**YOUR INSTRUCTIONS:** Give every line again exactly as it appears, please, but not the pictures.

--------------------

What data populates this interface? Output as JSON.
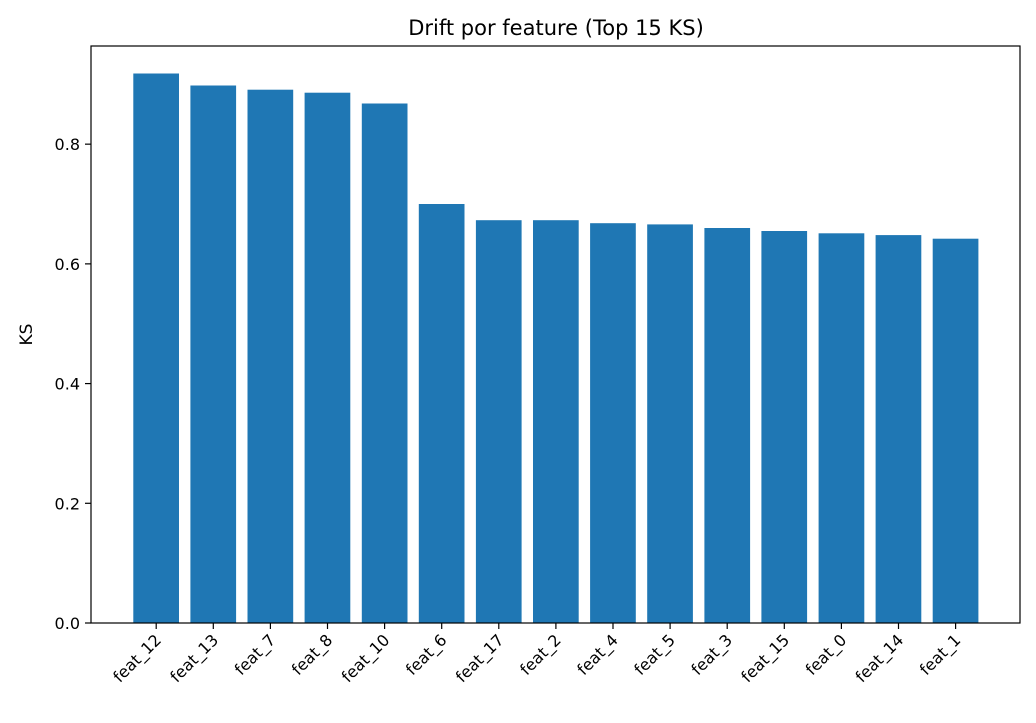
{
  "chart_data": {
    "type": "bar",
    "title": "Drift por feature (Top 15 KS)",
    "xlabel": "",
    "ylabel": "KS",
    "categories": [
      "feat_12",
      "feat_13",
      "feat_7",
      "feat_8",
      "feat_10",
      "feat_6",
      "feat_17",
      "feat_2",
      "feat_4",
      "feat_5",
      "feat_3",
      "feat_15",
      "feat_0",
      "feat_14",
      "feat_1"
    ],
    "values": [
      0.918,
      0.898,
      0.891,
      0.886,
      0.868,
      0.7,
      0.673,
      0.673,
      0.668,
      0.666,
      0.66,
      0.655,
      0.651,
      0.648,
      0.642
    ],
    "ylim": [
      0,
      0.964
    ],
    "yticks": [
      0.0,
      0.2,
      0.4,
      0.6,
      0.8
    ],
    "ytick_labels": [
      "0.0",
      "0.2",
      "0.4",
      "0.6",
      "0.8"
    ],
    "bar_color": "#1f77b4",
    "grid": false,
    "legend": "none"
  }
}
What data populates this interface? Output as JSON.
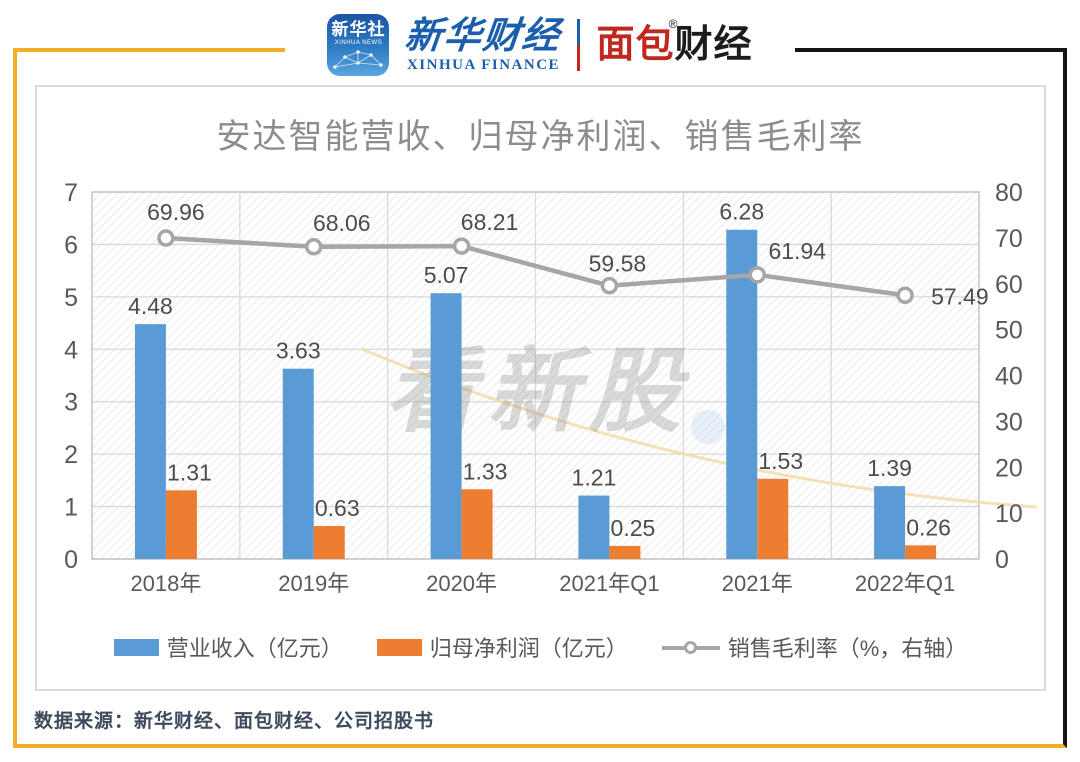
{
  "colors": {
    "gold": "#f0af26",
    "frame_black": "#141414",
    "bar_blue": "#5b9bd5",
    "bar_orange": "#ed7d31",
    "line_gray": "#a6a6a6",
    "grid": "#d9d9d9",
    "axis_text": "#595959",
    "title_text": "#8c8c8c",
    "xinhua_blue": "#1b5eab",
    "bread_red": "#c0281e"
  },
  "header": {
    "xinhua_app": {
      "line1": "新华社",
      "line2": "XINHUA NEWS"
    },
    "xinhua_finance": {
      "cn": "新华财经",
      "en": "XINHUA FINANCE"
    },
    "bread_finance": {
      "part1": "面包",
      "part2": "财经",
      "reg": "®"
    }
  },
  "watermark": {
    "text": "看新股"
  },
  "source": "数据来源：新华财经、面包财经、公司招股书",
  "chart_data": {
    "type": "bar",
    "title": "安达智能营收、归母净利润、销售毛利率",
    "categories": [
      "2018年",
      "2019年",
      "2020年",
      "2021年Q1",
      "2021年",
      "2022年Q1"
    ],
    "series": [
      {
        "name": "营业收入（亿元）",
        "type": "bar",
        "axis": "left",
        "color": "#5b9bd5",
        "values": [
          4.48,
          3.63,
          5.07,
          1.21,
          6.28,
          1.39
        ]
      },
      {
        "name": "归母净利润（亿元）",
        "type": "bar",
        "axis": "left",
        "color": "#ed7d31",
        "values": [
          1.31,
          0.63,
          1.33,
          0.25,
          1.53,
          0.26
        ]
      },
      {
        "name": "销售毛利率（%，右轴）",
        "type": "line",
        "axis": "right",
        "color": "#a6a6a6",
        "values": [
          69.96,
          68.06,
          68.21,
          59.58,
          61.94,
          57.49
        ]
      }
    ],
    "left_axis": {
      "min": 0,
      "max": 7,
      "ticks": [
        0,
        1,
        2,
        3,
        4,
        5,
        6,
        7
      ]
    },
    "right_axis": {
      "min": 0,
      "max": 80,
      "ticks": [
        0,
        10,
        20,
        30,
        40,
        50,
        60,
        70,
        80
      ]
    },
    "grid": "horizontal and vertical, hatched plot background",
    "legend_position": "bottom"
  }
}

--------------------

**FINISHED TASK:**
What data populates this interface? Output as JSON.
{
  "chart_data": {
    "type": "bar",
    "title": "Drift por feature (Top 15 KS)",
    "xlabel": "",
    "ylabel": "KS",
    "categories": [
      "feat_12",
      "feat_13",
      "feat_7",
      "feat_8",
      "feat_10",
      "feat_6",
      "feat_17",
      "feat_2",
      "feat_4",
      "feat_5",
      "feat_3",
      "feat_15",
      "feat_0",
      "feat_14",
      "feat_1"
    ],
    "values": [
      0.918,
      0.898,
      0.891,
      0.886,
      0.868,
      0.7,
      0.673,
      0.673,
      0.668,
      0.666,
      0.66,
      0.655,
      0.651,
      0.648,
      0.642
    ],
    "ylim": [
      0,
      0.964
    ],
    "yticks": [
      0.0,
      0.2,
      0.4,
      0.6,
      0.8
    ],
    "ytick_labels": [
      "0.0",
      "0.2",
      "0.4",
      "0.6",
      "0.8"
    ],
    "bar_color": "#1f77b4",
    "grid": false,
    "legend": "none"
  }
}
What data populates this interface? Output as JSON.
{
  "colors": {
    "gold": "#f0af26",
    "frame_black": "#141414",
    "bar_blue": "#5b9bd5",
    "bar_orange": "#ed7d31",
    "line_gray": "#a6a6a6",
    "grid": "#d9d9d9",
    "axis_text": "#595959",
    "title_text": "#8c8c8c",
    "xinhua_blue": "#1b5eab",
    "bread_red": "#c0281e"
  },
  "header": {
    "xinhua_app": {
      "line1": "新华社",
      "line2": "XINHUA NEWS"
    },
    "xinhua_finance": {
      "cn": "新华财经",
      "en": "XINHUA FINANCE"
    },
    "bread_finance": {
      "part1": "面包",
      "part2": "财经",
      "reg": "®"
    }
  },
  "watermark": {
    "text": "看新股"
  },
  "source": "数据来源：新华财经、面包财经、公司招股书",
  "chart_data": {
    "type": "bar",
    "title": "安达智能营收、归母净利润、销售毛利率",
    "categories": [
      "2018年",
      "2019年",
      "2020年",
      "2021年Q1",
      "2021年",
      "2022年Q1"
    ],
    "series": [
      {
        "name": "营业收入（亿元）",
        "type": "bar",
        "axis": "left",
        "color": "#5b9bd5",
        "values": [
          4.48,
          3.63,
          5.07,
          1.21,
          6.28,
          1.39
        ]
      },
      {
        "name": "归母净利润（亿元）",
        "type": "bar",
        "axis": "left",
        "color": "#ed7d31",
        "values": [
          1.31,
          0.63,
          1.33,
          0.25,
          1.53,
          0.26
        ]
      },
      {
        "name": "销售毛利率（%，右轴）",
        "type": "line",
        "axis": "right",
        "color": "#a6a6a6",
        "values": [
          69.96,
          68.06,
          68.21,
          59.58,
          61.94,
          57.49
        ]
      }
    ],
    "left_axis": {
      "min": 0,
      "max": 7,
      "ticks": [
        0,
        1,
        2,
        3,
        4,
        5,
        6,
        7
      ]
    },
    "right_axis": {
      "min": 0,
      "max": 80,
      "ticks": [
        0,
        10,
        20,
        30,
        40,
        50,
        60,
        70,
        80
      ]
    },
    "grid": "horizontal and vertical, hatched plot background",
    "legend_position": "bottom"
  }
}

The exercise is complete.